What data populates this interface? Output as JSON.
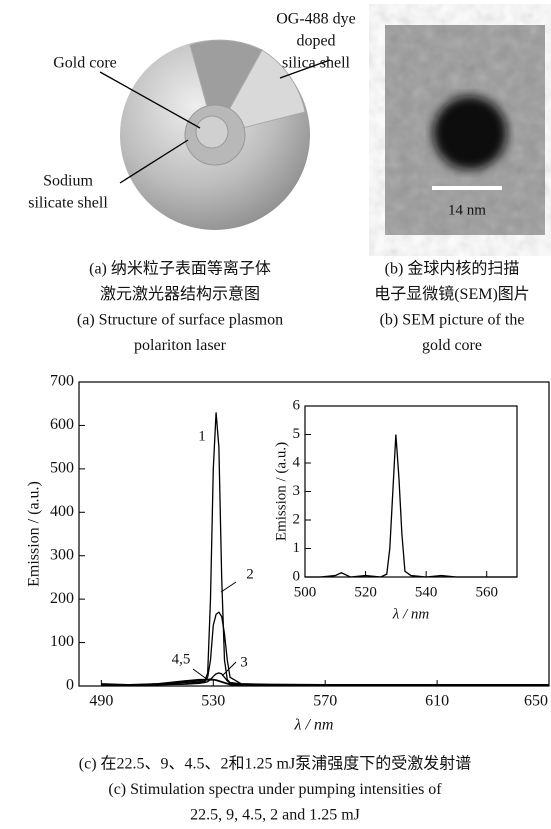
{
  "panel_a": {
    "labels": {
      "shell": [
        "OG-488 dye",
        "doped",
        "silica shell"
      ],
      "core": [
        "Gold core"
      ],
      "silicate": [
        "Sodium",
        "silicate shell"
      ]
    },
    "caption": [
      "(a) 纳米粒子表面等离子体",
      "激元激光器结构示意图",
      "(a) Structure of surface plasmon",
      "polariton laser"
    ]
  },
  "panel_b": {
    "scale_label": "14 nm",
    "caption": [
      "(b) 金球内核的扫描",
      "电子显微镜(SEM)图片",
      "(b) SEM picture of the",
      "gold core"
    ]
  },
  "panel_c": {
    "caption": [
      "(c) 在22.5、9、4.5、2和1.25 mJ泵浦强度下的受激发射谱",
      "(c) Stimulation spectra under pumping intensities of",
      "22.5, 9, 4.5, 2 and 1.25 mJ"
    ]
  },
  "chart_data": [
    {
      "type": "line",
      "x_label": "λ / nm",
      "y_label": "Emission / (a.u.)",
      "xlim": [
        482,
        650
      ],
      "xticks": [
        490,
        530,
        570,
        610,
        650
      ],
      "ylim": [
        0,
        700
      ],
      "yticks": [
        0,
        100,
        200,
        300,
        400,
        500,
        600,
        700
      ],
      "x": [
        490,
        500,
        510,
        520,
        525,
        527,
        528,
        529,
        530,
        531,
        532,
        533,
        534,
        535,
        536,
        540,
        550,
        570,
        610,
        650
      ],
      "series": [
        {
          "color": "#000000",
          "values": [
            5,
            3,
            5,
            8,
            10,
            12,
            30,
            200,
            500,
            630,
            550,
            250,
            60,
            15,
            8,
            5,
            4,
            3,
            3,
            3
          ]
        },
        {
          "color": "#000000",
          "values": [
            3,
            3,
            3,
            5,
            8,
            10,
            20,
            60,
            140,
            165,
            170,
            160,
            120,
            60,
            20,
            5,
            3,
            3,
            3,
            3
          ]
        },
        {
          "color": "#000000",
          "values": [
            2,
            2,
            3,
            4,
            6,
            8,
            10,
            15,
            22,
            28,
            30,
            28,
            20,
            12,
            6,
            3,
            2,
            2,
            2,
            2
          ]
        },
        {
          "color": "#000000",
          "values": [
            2,
            2,
            5,
            12,
            15,
            15,
            15,
            16,
            15,
            14,
            12,
            10,
            8,
            6,
            4,
            3,
            2,
            2,
            2,
            2
          ]
        },
        {
          "color": "#000000",
          "values": [
            2,
            2,
            4,
            10,
            13,
            14,
            14,
            14,
            14,
            13,
            11,
            9,
            7,
            5,
            3,
            2,
            2,
            2,
            2,
            2
          ]
        }
      ],
      "annotations": [
        "1",
        "2",
        "3",
        "4,5"
      ]
    },
    {
      "type": "line",
      "x_label": "λ / nm",
      "y_label": "Emission / (a.u.)",
      "xlim": [
        500,
        570
      ],
      "xticks": [
        500,
        520,
        540,
        560
      ],
      "ylim": [
        0,
        6
      ],
      "yticks": [
        0,
        1,
        2,
        3,
        4,
        5,
        6
      ],
      "x": [
        500,
        505,
        510,
        512,
        515,
        520,
        525,
        527,
        528,
        529,
        530,
        531,
        532,
        533,
        535,
        540,
        545,
        550,
        560,
        570
      ],
      "series": [
        {
          "color": "#000000",
          "values": [
            0,
            0,
            0.05,
            0.15,
            0,
            0.05,
            0,
            0.1,
            1,
            3,
            5,
            3.5,
            1.5,
            0.2,
            0.05,
            0,
            0.05,
            0,
            0,
            0
          ]
        }
      ]
    }
  ]
}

_Brief_:
Replicate the material above verbatim; images stay out of the copy.

_Response for this exercise_:
What data populates this interface? Output as JSON.
{
  "panel_a": {
    "labels": {
      "shell": [
        "OG-488 dye",
        "doped",
        "silica shell"
      ],
      "core": [
        "Gold core"
      ],
      "silicate": [
        "Sodium",
        "silicate shell"
      ]
    },
    "caption": [
      "(a) 纳米粒子表面等离子体",
      "激元激光器结构示意图",
      "(a) Structure of surface plasmon",
      "polariton laser"
    ]
  },
  "panel_b": {
    "scale_label": "14 nm",
    "caption": [
      "(b) 金球内核的扫描",
      "电子显微镜(SEM)图片",
      "(b) SEM picture of the",
      "gold core"
    ]
  },
  "panel_c": {
    "caption": [
      "(c) 在22.5、9、4.5、2和1.25 mJ泵浦强度下的受激发射谱",
      "(c) Stimulation spectra under pumping intensities of",
      "22.5, 9, 4.5, 2 and 1.25 mJ"
    ]
  },
  "chart_data": [
    {
      "type": "line",
      "x_label": "λ / nm",
      "y_label": "Emission / (a.u.)",
      "xlim": [
        482,
        650
      ],
      "xticks": [
        490,
        530,
        570,
        610,
        650
      ],
      "ylim": [
        0,
        700
      ],
      "yticks": [
        0,
        100,
        200,
        300,
        400,
        500,
        600,
        700
      ],
      "x": [
        490,
        500,
        510,
        520,
        525,
        527,
        528,
        529,
        530,
        531,
        532,
        533,
        534,
        535,
        536,
        540,
        550,
        570,
        610,
        650
      ],
      "series": [
        {
          "color": "#000000",
          "values": [
            5,
            3,
            5,
            8,
            10,
            12,
            30,
            200,
            500,
            630,
            550,
            250,
            60,
            15,
            8,
            5,
            4,
            3,
            3,
            3
          ]
        },
        {
          "color": "#000000",
          "values": [
            3,
            3,
            3,
            5,
            8,
            10,
            20,
            60,
            140,
            165,
            170,
            160,
            120,
            60,
            20,
            5,
            3,
            3,
            3,
            3
          ]
        },
        {
          "color": "#000000",
          "values": [
            2,
            2,
            3,
            4,
            6,
            8,
            10,
            15,
            22,
            28,
            30,
            28,
            20,
            12,
            6,
            3,
            2,
            2,
            2,
            2
          ]
        },
        {
          "color": "#000000",
          "values": [
            2,
            2,
            5,
            12,
            15,
            15,
            15,
            16,
            15,
            14,
            12,
            10,
            8,
            6,
            4,
            3,
            2,
            2,
            2,
            2
          ]
        },
        {
          "color": "#000000",
          "values": [
            2,
            2,
            4,
            10,
            13,
            14,
            14,
            14,
            14,
            13,
            11,
            9,
            7,
            5,
            3,
            2,
            2,
            2,
            2,
            2
          ]
        }
      ],
      "annotations": [
        "1",
        "2",
        "3",
        "4,5"
      ]
    },
    {
      "type": "line",
      "x_label": "λ / nm",
      "y_label": "Emission / (a.u.)",
      "xlim": [
        500,
        570
      ],
      "xticks": [
        500,
        520,
        540,
        560
      ],
      "ylim": [
        0,
        6
      ],
      "yticks": [
        0,
        1,
        2,
        3,
        4,
        5,
        6
      ],
      "x": [
        500,
        505,
        510,
        512,
        515,
        520,
        525,
        527,
        528,
        529,
        530,
        531,
        532,
        533,
        535,
        540,
        545,
        550,
        560,
        570
      ],
      "series": [
        {
          "color": "#000000",
          "values": [
            0,
            0,
            0.05,
            0.15,
            0,
            0.05,
            0,
            0.1,
            1,
            3,
            5,
            3.5,
            1.5,
            0.2,
            0.05,
            0,
            0.05,
            0,
            0,
            0
          ]
        }
      ]
    }
  ]
}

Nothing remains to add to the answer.